[Exercise task] Reproduce the data below in full and exclude every picture.

(Recorded data)
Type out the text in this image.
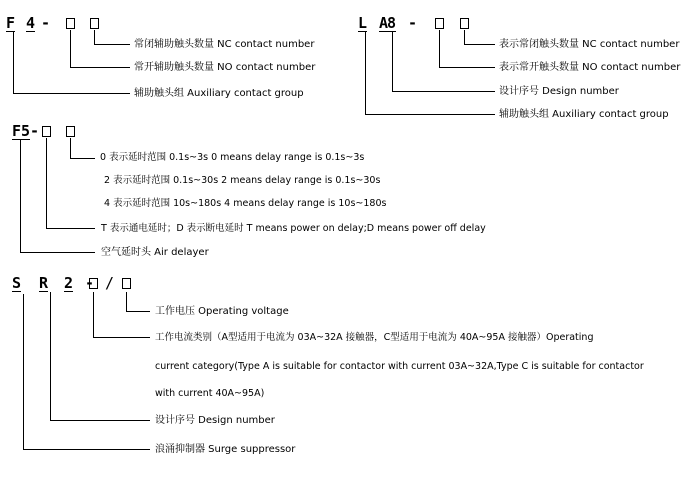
F 4 -
常闭辅助触头数量 NC contact number
常开辅助触头数量 NO contact number
辅助触头组 Auxiliary contact group
L A
8 -
表示常闭触头数量 NC contact number
表示常开触头数量 NO contact number
设计序号 Design number
辅助触头组 Auxiliary contact group
F5 -
0 表示延时范围 0.1s~3s 0 means delay range is 0.1s~3s
2 表示延时范围 0.1s~30s 2 means delay range is 0.1s~30s
4 表示延时范围 10s~180s 4 means delay range is 10s~180s
T 表示通电延时；D 表示断电延时 T means power on delay;D means power off delay
空气延时头 Air delayer
S R 2 - /
工作电压 Operating voltage
工作电流类别（A型适用于电流为 03A~32A 接触器，C型适用于电流为 40A~95A 接触器）Operating
current category(Type A is suitable for contactor with current 03A~32A,Type C is suitable for contactor
with current 40A~95A)
设计序号 Design number
浪涌抑制器 Surge suppressor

[Task result]
Type out the text in this image.
F 4 -
常闭辅助触头数量 NC contact number
常开辅助触头数量 NO contact number
辅助触头组 Auxiliary contact group
L A
8 -
表示常闭触头数量 NC contact number
表示常开触头数量 NO contact number
设计序号 Design number
辅助触头组 Auxiliary contact group
F5 -
0 表示延时范围 0.1s~3s 0 means delay range is 0.1s~3s
2 表示延时范围 0.1s~30s 2 means delay range is 0.1s~30s
4 表示延时范围 10s~180s 4 means delay range is 10s~180s
T 表示通电延时；D 表示断电延时 T means power on delay;D means power off delay
空气延时头 Air delayer
S R 2 - /
工作电压 Operating voltage
工作电流类别（A型适用于电流为 03A~32A 接触器，C型适用于电流为 40A~95A 接触器）Operating
current category(Type A is suitable for contactor with current 03A~32A,Type C is suitable for contactor
with current 40A~95A)
设计序号 Design number
浪涌抑制器 Surge suppressor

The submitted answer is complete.